-- Start Records shown --
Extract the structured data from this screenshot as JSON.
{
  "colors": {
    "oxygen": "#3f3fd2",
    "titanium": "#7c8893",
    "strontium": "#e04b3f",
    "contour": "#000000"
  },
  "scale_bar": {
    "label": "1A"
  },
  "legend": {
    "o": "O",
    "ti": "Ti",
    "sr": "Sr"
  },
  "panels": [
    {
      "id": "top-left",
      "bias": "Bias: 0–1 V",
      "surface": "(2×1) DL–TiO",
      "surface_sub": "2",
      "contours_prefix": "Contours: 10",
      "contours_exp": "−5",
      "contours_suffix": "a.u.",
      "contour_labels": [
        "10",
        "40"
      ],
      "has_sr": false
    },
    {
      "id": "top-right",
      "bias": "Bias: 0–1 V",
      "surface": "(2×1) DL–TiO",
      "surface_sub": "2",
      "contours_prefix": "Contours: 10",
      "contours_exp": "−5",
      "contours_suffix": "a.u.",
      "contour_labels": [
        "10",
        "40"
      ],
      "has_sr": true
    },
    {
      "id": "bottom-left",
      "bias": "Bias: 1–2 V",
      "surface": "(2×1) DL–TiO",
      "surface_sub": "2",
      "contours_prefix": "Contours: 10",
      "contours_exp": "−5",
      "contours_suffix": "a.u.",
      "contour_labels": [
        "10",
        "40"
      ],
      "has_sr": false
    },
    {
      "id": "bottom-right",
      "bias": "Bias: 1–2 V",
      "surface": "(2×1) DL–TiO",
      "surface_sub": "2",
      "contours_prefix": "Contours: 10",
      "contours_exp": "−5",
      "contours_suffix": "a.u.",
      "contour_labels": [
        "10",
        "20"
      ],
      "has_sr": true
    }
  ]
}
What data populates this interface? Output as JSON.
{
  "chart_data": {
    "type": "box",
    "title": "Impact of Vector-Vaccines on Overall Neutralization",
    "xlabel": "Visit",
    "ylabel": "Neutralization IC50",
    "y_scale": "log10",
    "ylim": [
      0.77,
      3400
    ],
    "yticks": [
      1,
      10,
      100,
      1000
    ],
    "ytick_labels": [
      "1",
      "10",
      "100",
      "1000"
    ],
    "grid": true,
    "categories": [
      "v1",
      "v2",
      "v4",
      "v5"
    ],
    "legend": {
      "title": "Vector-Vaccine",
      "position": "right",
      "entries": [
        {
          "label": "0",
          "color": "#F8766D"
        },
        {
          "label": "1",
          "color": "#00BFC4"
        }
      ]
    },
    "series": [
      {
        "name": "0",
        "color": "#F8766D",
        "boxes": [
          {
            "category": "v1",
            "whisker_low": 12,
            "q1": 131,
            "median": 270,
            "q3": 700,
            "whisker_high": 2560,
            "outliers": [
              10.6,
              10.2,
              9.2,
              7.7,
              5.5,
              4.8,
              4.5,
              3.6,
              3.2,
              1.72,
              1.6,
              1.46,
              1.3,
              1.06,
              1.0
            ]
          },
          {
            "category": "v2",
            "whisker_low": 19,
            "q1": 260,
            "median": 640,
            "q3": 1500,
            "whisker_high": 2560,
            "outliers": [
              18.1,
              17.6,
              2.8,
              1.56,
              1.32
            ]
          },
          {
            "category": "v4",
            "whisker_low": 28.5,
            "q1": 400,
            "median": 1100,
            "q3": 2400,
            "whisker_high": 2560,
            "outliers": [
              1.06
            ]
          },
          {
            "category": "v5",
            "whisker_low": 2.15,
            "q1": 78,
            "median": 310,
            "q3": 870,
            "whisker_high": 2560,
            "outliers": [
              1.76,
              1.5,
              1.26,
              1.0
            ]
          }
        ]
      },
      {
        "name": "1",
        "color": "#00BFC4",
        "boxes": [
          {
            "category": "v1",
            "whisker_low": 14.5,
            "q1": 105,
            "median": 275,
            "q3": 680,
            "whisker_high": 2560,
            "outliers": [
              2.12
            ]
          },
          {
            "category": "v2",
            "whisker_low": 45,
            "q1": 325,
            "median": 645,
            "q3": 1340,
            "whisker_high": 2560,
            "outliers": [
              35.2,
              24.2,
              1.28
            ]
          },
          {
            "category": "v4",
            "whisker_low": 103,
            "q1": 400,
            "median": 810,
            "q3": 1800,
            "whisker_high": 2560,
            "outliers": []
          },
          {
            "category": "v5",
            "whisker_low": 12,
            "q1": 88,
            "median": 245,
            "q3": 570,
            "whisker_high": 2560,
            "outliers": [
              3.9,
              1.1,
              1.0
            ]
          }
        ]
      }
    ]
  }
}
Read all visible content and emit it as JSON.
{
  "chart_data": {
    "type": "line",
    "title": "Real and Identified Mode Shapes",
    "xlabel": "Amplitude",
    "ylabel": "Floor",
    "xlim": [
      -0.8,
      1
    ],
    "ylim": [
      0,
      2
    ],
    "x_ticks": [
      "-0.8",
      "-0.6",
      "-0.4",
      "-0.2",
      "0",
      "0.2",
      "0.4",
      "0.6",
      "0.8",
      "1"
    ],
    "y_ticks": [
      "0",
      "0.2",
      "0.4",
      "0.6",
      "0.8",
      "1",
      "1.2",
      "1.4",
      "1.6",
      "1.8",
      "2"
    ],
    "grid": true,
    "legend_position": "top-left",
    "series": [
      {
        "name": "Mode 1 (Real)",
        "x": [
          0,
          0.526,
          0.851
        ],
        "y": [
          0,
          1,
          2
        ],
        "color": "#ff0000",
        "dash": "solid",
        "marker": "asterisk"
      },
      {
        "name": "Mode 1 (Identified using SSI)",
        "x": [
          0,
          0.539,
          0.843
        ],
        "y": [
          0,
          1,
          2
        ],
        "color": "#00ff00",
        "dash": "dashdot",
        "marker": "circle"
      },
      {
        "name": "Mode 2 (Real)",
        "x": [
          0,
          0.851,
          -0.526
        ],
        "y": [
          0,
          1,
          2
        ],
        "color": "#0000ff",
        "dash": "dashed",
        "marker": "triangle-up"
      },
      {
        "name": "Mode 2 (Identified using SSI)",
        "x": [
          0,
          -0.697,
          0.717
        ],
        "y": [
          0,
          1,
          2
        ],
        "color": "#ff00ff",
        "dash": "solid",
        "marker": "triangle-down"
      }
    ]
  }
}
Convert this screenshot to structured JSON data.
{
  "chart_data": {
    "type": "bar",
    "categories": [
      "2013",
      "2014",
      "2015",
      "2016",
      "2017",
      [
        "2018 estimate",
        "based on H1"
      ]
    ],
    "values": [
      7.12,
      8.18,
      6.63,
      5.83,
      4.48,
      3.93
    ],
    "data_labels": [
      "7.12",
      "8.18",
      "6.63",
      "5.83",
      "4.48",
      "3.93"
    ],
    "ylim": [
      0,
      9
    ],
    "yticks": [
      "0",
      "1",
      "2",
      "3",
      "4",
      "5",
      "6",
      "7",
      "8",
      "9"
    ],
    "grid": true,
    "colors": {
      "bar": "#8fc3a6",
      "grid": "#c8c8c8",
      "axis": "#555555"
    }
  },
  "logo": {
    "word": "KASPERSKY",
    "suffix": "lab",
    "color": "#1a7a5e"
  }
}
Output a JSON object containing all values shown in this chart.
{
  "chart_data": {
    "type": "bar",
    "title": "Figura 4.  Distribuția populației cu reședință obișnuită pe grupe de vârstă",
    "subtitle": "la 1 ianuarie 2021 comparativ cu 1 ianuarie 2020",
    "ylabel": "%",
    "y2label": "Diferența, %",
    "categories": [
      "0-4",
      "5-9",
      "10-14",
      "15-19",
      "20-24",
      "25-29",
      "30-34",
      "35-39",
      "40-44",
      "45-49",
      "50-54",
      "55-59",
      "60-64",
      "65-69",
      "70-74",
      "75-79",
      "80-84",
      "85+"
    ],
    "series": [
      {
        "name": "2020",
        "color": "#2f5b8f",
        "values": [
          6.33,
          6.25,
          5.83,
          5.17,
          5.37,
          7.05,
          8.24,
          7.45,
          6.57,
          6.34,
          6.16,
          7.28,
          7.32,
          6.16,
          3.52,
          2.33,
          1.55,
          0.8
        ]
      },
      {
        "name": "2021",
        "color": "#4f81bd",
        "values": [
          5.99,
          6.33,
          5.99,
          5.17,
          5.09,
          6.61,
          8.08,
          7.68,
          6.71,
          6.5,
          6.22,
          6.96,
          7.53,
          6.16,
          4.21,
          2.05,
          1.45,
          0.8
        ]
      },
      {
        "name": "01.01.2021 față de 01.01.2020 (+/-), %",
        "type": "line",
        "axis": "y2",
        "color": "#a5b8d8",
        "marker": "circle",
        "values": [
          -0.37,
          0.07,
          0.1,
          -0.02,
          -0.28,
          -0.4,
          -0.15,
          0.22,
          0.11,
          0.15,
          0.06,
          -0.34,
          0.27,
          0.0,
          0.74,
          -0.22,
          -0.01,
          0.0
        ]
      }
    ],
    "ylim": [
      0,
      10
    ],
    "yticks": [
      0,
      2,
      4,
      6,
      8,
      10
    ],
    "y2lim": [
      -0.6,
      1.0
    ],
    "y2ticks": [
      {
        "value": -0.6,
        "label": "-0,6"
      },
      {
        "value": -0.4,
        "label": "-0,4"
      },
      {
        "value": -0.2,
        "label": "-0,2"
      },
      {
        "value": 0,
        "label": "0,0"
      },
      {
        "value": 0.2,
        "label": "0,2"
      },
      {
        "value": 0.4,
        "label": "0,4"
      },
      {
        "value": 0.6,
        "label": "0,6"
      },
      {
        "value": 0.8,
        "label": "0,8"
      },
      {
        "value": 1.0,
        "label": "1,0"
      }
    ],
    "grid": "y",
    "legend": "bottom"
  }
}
-- End Records shown --
Stated goal —
Search the entries for the word "Identified", then list each line that holds it.

Complete answer —
    "title": "Real and Identified Mode Shapes",
        "name": "Mode 1 (Identified using SSI)",
        "name": "Mode 2 (Identified using SSI)",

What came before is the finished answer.